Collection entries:
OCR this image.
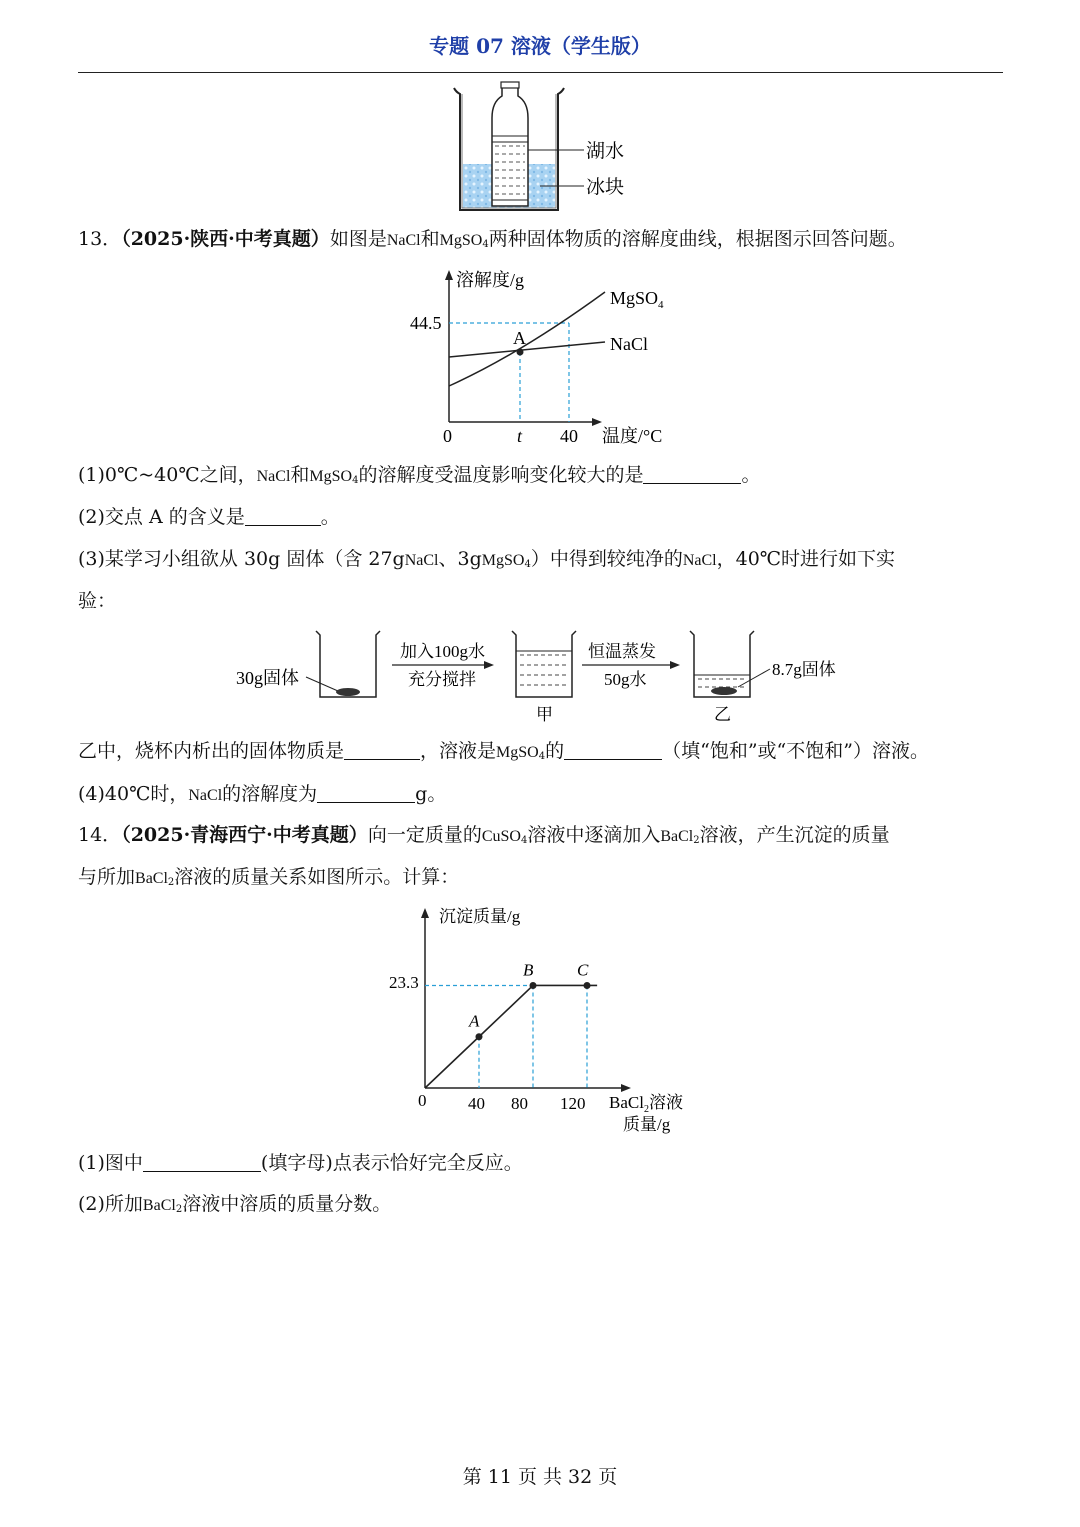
专题 07 溶液（学生版）
湖水
冰块
13．（2025·陕西·中考真题）如图是NaCl和MgSO$_4$两种固体物质的溶解度曲线，根据图示回答问题。
溶解度/g
温度/°C
0	t 40
44.5
A
MgSO$_4$
NaCl
(1)0℃~40℃之间，NaCl和MgSO$_4$的溶解度受温度影响变化较大的是	。
(2)交点 A 的含义是	。
(3)某学习小组欲从 30g 固体（含 27gNaCl、3gMgSO$_4$）中得到较纯净的NaCl，40℃时进行如下实
验：
30g固体
加入100g水
充分搅拌
甲
恒温蒸发
50g水
8.7g固体
乙
乙中，烧杯内析出的固体物质是	，溶液是MgSO$_4$的	（填“饱和”或“不饱和”）溶液。
(4)40℃时，NaCl的溶解度为	g。
14．（2025·青海西宁·中考真题）向一定质量的CuSO$_4$溶液中逐滴加入BaCl$_2$溶液，产生沉淀的质量
与所加BaCl$_2$溶液的质量关系如图所示。计算：
沉淀质量/g
23.3
0 40 80 120 BaCl$_2$溶液
质量/g
A
B	C
(1)图中	(填字母)点表示恰好完全反应。
(2)所加BaCl$_2$溶液中溶质的质量分数。
第 11 页 共 32 页
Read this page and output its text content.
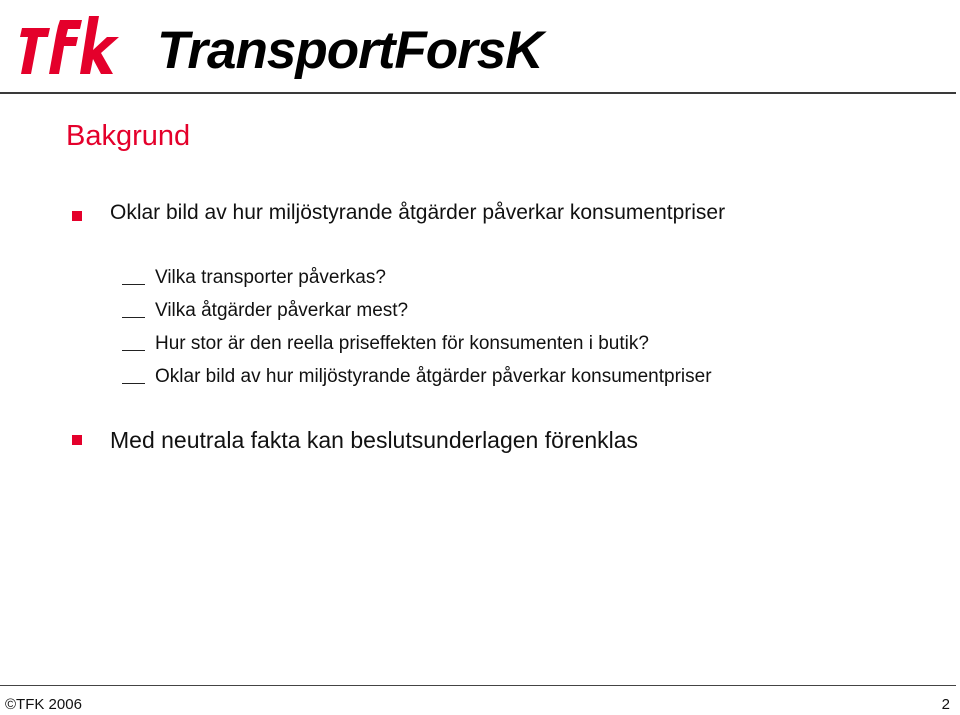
TransportForsK
Bakgrund
Oklar bild av hur miljöstyrande åtgärder påverkar konsumentpriser
Vilka transporter påverkas?
Vilka åtgärder påverkar mest?
Hur stor är den reella priseffekten för konsumenten i butik?
Oklar bild av hur miljöstyrande åtgärder påverkar konsumentpriser
Med neutrala fakta kan beslutsunderlagen förenklas
©TFK 2006	2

DO THIS: Omit the pictures, and quote the material above exactly as given.

REPLY:
OCR this image.
专题 07 溶液（学生版）
湖水
冰块
13．（2025·陕西·中考真题）如图是NaCl和MgSO$_4$两种固体物质的溶解度曲线，根据图示回答问题。
溶解度/g
温度/°C
0	t 40
44.5
A
MgSO$_4$
NaCl
(1)0℃~40℃之间，NaCl和MgSO$_4$的溶解度受温度影响变化较大的是	。
(2)交点 A 的含义是	。
(3)某学习小组欲从 30g 固体（含 27gNaCl、3gMgSO$_4$）中得到较纯净的NaCl，40℃时进行如下实
验：
30g固体
加入100g水
充分搅拌
甲
恒温蒸发
50g水
8.7g固体
乙
乙中，烧杯内析出的固体物质是	，溶液是MgSO$_4$的	（填“饱和”或“不饱和”）溶液。
(4)40℃时，NaCl的溶解度为	g。
14．（2025·青海西宁·中考真题）向一定质量的CuSO$_4$溶液中逐滴加入BaCl$_2$溶液，产生沉淀的质量
与所加BaCl$_2$溶液的质量关系如图所示。计算：
沉淀质量/g
23.3
0 40 80 120 BaCl$_2$溶液
质量/g
A
B	C
(1)图中	(填字母)点表示恰好完全反应。
(2)所加BaCl$_2$溶液中溶质的质量分数。
第 11 页 共 32 页
Read this page and output its text content.
TransportForsK
Bakgrund
Oklar bild av hur miljöstyrande åtgärder påverkar konsumentpriser
Vilka transporter påverkas?
Vilka åtgärder påverkar mest?
Hur stor är den reella priseffekten för konsumenten i butik?
Oklar bild av hur miljöstyrande åtgärder påverkar konsumentpriser
Med neutrala fakta kan beslutsunderlagen förenklas
©TFK 2006	2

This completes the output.